WRITTEN REQUEST:
Repeat each line word for word.
* start PROVIDED INFORMATION *
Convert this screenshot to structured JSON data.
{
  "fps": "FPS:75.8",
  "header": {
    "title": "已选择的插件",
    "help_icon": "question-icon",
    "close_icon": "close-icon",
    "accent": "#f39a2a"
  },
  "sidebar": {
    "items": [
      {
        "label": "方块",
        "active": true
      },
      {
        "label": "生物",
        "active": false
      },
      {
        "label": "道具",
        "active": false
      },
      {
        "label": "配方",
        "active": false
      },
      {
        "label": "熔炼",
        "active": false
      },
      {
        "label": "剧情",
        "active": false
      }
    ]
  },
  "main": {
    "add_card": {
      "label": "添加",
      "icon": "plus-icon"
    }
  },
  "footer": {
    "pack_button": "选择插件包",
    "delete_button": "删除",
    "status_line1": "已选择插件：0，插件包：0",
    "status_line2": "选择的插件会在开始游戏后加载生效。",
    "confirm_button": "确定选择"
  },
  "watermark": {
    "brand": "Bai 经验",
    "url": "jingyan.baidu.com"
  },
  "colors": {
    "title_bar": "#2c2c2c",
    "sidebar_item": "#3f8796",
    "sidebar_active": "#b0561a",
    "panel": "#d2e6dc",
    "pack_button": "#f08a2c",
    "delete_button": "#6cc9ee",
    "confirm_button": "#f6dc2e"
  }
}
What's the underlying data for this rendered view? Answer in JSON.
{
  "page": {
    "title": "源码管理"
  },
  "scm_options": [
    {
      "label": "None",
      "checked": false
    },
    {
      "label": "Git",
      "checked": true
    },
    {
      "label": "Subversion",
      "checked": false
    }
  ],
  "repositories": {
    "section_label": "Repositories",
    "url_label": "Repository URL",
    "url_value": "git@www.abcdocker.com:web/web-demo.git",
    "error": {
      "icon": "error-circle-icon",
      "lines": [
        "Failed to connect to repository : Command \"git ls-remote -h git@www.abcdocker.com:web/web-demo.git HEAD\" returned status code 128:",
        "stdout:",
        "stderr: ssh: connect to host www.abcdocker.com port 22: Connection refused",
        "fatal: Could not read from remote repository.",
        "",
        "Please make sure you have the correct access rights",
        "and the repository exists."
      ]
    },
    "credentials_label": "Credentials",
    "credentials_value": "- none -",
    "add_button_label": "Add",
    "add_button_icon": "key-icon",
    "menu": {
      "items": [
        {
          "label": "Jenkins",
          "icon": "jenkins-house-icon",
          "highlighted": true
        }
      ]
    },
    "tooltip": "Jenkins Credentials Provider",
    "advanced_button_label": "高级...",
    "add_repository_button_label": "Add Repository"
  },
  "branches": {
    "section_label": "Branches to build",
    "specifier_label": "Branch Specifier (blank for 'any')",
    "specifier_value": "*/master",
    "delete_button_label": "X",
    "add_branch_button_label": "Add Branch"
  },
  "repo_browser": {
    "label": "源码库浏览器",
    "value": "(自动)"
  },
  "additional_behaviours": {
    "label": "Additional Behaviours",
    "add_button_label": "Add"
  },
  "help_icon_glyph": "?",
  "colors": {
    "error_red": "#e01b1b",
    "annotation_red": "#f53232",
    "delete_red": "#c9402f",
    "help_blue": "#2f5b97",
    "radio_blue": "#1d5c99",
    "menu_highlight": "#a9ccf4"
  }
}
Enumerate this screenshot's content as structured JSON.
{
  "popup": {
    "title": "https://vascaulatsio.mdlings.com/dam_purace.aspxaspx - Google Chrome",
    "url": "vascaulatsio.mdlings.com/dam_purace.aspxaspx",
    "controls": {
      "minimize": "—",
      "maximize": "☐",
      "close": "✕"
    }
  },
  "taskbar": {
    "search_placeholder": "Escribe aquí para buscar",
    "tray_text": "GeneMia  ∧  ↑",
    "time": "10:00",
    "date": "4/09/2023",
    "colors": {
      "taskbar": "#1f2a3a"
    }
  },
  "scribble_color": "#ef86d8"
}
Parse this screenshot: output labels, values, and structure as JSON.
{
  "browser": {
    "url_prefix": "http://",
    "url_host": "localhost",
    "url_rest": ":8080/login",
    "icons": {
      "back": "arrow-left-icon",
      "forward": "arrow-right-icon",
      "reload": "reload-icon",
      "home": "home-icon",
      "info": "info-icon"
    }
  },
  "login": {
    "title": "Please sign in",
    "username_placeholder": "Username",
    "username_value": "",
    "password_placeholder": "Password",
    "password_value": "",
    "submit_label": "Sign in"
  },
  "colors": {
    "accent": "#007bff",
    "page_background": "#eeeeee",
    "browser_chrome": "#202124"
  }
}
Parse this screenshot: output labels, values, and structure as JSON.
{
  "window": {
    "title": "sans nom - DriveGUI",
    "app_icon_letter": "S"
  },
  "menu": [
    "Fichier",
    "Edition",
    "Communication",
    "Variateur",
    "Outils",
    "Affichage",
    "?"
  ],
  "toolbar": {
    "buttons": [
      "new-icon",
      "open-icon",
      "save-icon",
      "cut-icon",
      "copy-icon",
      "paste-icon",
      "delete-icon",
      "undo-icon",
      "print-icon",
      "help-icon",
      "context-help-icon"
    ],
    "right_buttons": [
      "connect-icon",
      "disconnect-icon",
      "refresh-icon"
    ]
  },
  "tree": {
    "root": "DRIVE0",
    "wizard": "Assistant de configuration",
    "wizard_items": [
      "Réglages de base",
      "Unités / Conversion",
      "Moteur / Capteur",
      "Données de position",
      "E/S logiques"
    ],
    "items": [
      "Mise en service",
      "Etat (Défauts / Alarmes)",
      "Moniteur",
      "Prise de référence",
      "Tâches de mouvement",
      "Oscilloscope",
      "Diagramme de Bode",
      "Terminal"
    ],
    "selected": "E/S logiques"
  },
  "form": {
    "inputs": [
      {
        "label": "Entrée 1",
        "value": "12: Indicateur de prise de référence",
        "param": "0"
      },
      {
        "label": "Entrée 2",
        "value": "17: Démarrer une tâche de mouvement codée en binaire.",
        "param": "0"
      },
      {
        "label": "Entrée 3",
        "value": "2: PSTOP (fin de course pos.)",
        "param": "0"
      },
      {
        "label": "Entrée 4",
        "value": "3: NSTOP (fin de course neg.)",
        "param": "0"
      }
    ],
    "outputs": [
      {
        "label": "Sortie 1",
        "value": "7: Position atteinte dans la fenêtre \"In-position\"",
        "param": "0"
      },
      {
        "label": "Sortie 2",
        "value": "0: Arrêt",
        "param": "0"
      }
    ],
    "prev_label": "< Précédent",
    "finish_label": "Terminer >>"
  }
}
* end PROVIDED INFORMATION *
TASK RESULT:
Convert this screenshot to structured JSON data.
{
  "fps": "FPS:75.8",
  "header": {
    "title": "已选择的插件",
    "help_icon": "question-icon",
    "close_icon": "close-icon",
    "accent": "#f39a2a"
  },
  "sidebar": {
    "items": [
      {
        "label": "方块",
        "active": true
      },
      {
        "label": "生物",
        "active": false
      },
      {
        "label": "道具",
        "active": false
      },
      {
        "label": "配方",
        "active": false
      },
      {
        "label": "熔炼",
        "active": false
      },
      {
        "label": "剧情",
        "active": false
      }
    ]
  },
  "main": {
    "add_card": {
      "label": "添加",
      "icon": "plus-icon"
    }
  },
  "footer": {
    "pack_button": "选择插件包",
    "delete_button": "删除",
    "status_line1": "已选择插件：0，插件包：0",
    "status_line2": "选择的插件会在开始游戏后加载生效。",
    "confirm_button": "确定选择"
  },
  "watermark": {
    "brand": "Bai 经验",
    "url": "jingyan.baidu.com"
  },
  "colors": {
    "title_bar": "#2c2c2c",
    "sidebar_item": "#3f8796",
    "sidebar_active": "#b0561a",
    "panel": "#d2e6dc",
    "pack_button": "#f08a2c",
    "delete_button": "#6cc9ee",
    "confirm_button": "#f6dc2e"
  }
}
What's the underlying data for this rendered view? Answer in JSON.
{
  "page": {
    "title": "源码管理"
  },
  "scm_options": [
    {
      "label": "None",
      "checked": false
    },
    {
      "label": "Git",
      "checked": true
    },
    {
      "label": "Subversion",
      "checked": false
    }
  ],
  "repositories": {
    "section_label": "Repositories",
    "url_label": "Repository URL",
    "url_value": "git@www.abcdocker.com:web/web-demo.git",
    "error": {
      "icon": "error-circle-icon",
      "lines": [
        "Failed to connect to repository : Command \"git ls-remote -h git@www.abcdocker.com:web/web-demo.git HEAD\" returned status code 128:",
        "stdout:",
        "stderr: ssh: connect to host www.abcdocker.com port 22: Connection refused",
        "fatal: Could not read from remote repository.",
        "",
        "Please make sure you have the correct access rights",
        "and the repository exists."
      ]
    },
    "credentials_label": "Credentials",
    "credentials_value": "- none -",
    "add_button_label": "Add",
    "add_button_icon": "key-icon",
    "menu": {
      "items": [
        {
          "label": "Jenkins",
          "icon": "jenkins-house-icon",
          "highlighted": true
        }
      ]
    },
    "tooltip": "Jenkins Credentials Provider",
    "advanced_button_label": "高级...",
    "add_repository_button_label": "Add Repository"
  },
  "branches": {
    "section_label": "Branches to build",
    "specifier_label": "Branch Specifier (blank for 'any')",
    "specifier_value": "*/master",
    "delete_button_label": "X",
    "add_branch_button_label": "Add Branch"
  },
  "repo_browser": {
    "label": "源码库浏览器",
    "value": "(自动)"
  },
  "additional_behaviours": {
    "label": "Additional Behaviours",
    "add_button_label": "Add"
  },
  "help_icon_glyph": "?",
  "colors": {
    "error_red": "#e01b1b",
    "annotation_red": "#f53232",
    "delete_red": "#c9402f",
    "help_blue": "#2f5b97",
    "radio_blue": "#1d5c99",
    "menu_highlight": "#a9ccf4"
  }
}
Enumerate this screenshot's content as structured JSON.
{
  "popup": {
    "title": "https://vascaulatsio.mdlings.com/dam_purace.aspxaspx - Google Chrome",
    "url": "vascaulatsio.mdlings.com/dam_purace.aspxaspx",
    "controls": {
      "minimize": "—",
      "maximize": "☐",
      "close": "✕"
    }
  },
  "taskbar": {
    "search_placeholder": "Escribe aquí para buscar",
    "tray_text": "GeneMia  ∧  ↑",
    "time": "10:00",
    "date": "4/09/2023",
    "colors": {
      "taskbar": "#1f2a3a"
    }
  },
  "scribble_color": "#ef86d8"
}
Parse this screenshot: output labels, values, and structure as JSON.
{
  "browser": {
    "url_prefix": "http://",
    "url_host": "localhost",
    "url_rest": ":8080/login",
    "icons": {
      "back": "arrow-left-icon",
      "forward": "arrow-right-icon",
      "reload": "reload-icon",
      "home": "home-icon",
      "info": "info-icon"
    }
  },
  "login": {
    "title": "Please sign in",
    "username_placeholder": "Username",
    "username_value": "",
    "password_placeholder": "Password",
    "password_value": "",
    "submit_label": "Sign in"
  },
  "colors": {
    "accent": "#007bff",
    "page_background": "#eeeeee",
    "browser_chrome": "#202124"
  }
}
Parse this screenshot: output labels, values, and structure as JSON.
{
  "window": {
    "title": "sans nom - DriveGUI",
    "app_icon_letter": "S"
  },
  "menu": [
    "Fichier",
    "Edition",
    "Communication",
    "Variateur",
    "Outils",
    "Affichage",
    "?"
  ],
  "toolbar": {
    "buttons": [
      "new-icon",
      "open-icon",
      "save-icon",
      "cut-icon",
      "copy-icon",
      "paste-icon",
      "delete-icon",
      "undo-icon",
      "print-icon",
      "help-icon",
      "context-help-icon"
    ],
    "right_buttons": [
      "connect-icon",
      "disconnect-icon",
      "refresh-icon"
    ]
  },
  "tree": {
    "root": "DRIVE0",
    "wizard": "Assistant de configuration",
    "wizard_items": [
      "Réglages de base",
      "Unités / Conversion",
      "Moteur / Capteur",
      "Données de position",
      "E/S logiques"
    ],
    "items": [
      "Mise en service",
      "Etat (Défauts / Alarmes)",
      "Moniteur",
      "Prise de référence",
      "Tâches de mouvement",
      "Oscilloscope",
      "Diagramme de Bode",
      "Terminal"
    ],
    "selected": "E/S logiques"
  },
  "form": {
    "inputs": [
      {
        "label": "Entrée 1",
        "value": "12: Indicateur de prise de référence",
        "param": "0"
      },
      {
        "label": "Entrée 2",
        "value": "17: Démarrer une tâche de mouvement codée en binaire.",
        "param": "0"
      },
      {
        "label": "Entrée 3",
        "value": "2: PSTOP (fin de course pos.)",
        "param": "0"
      },
      {
        "label": "Entrée 4",
        "value": "3: NSTOP (fin de course neg.)",
        "param": "0"
      }
    ],
    "outputs": [
      {
        "label": "Sortie 1",
        "value": "7: Position atteinte dans la fenêtre \"In-position\"",
        "param": "0"
      },
      {
        "label": "Sortie 2",
        "value": "0: Arrêt",
        "param": "0"
      }
    ],
    "prev_label": "< Précédent",
    "finish_label": "Terminer >>"
  }
}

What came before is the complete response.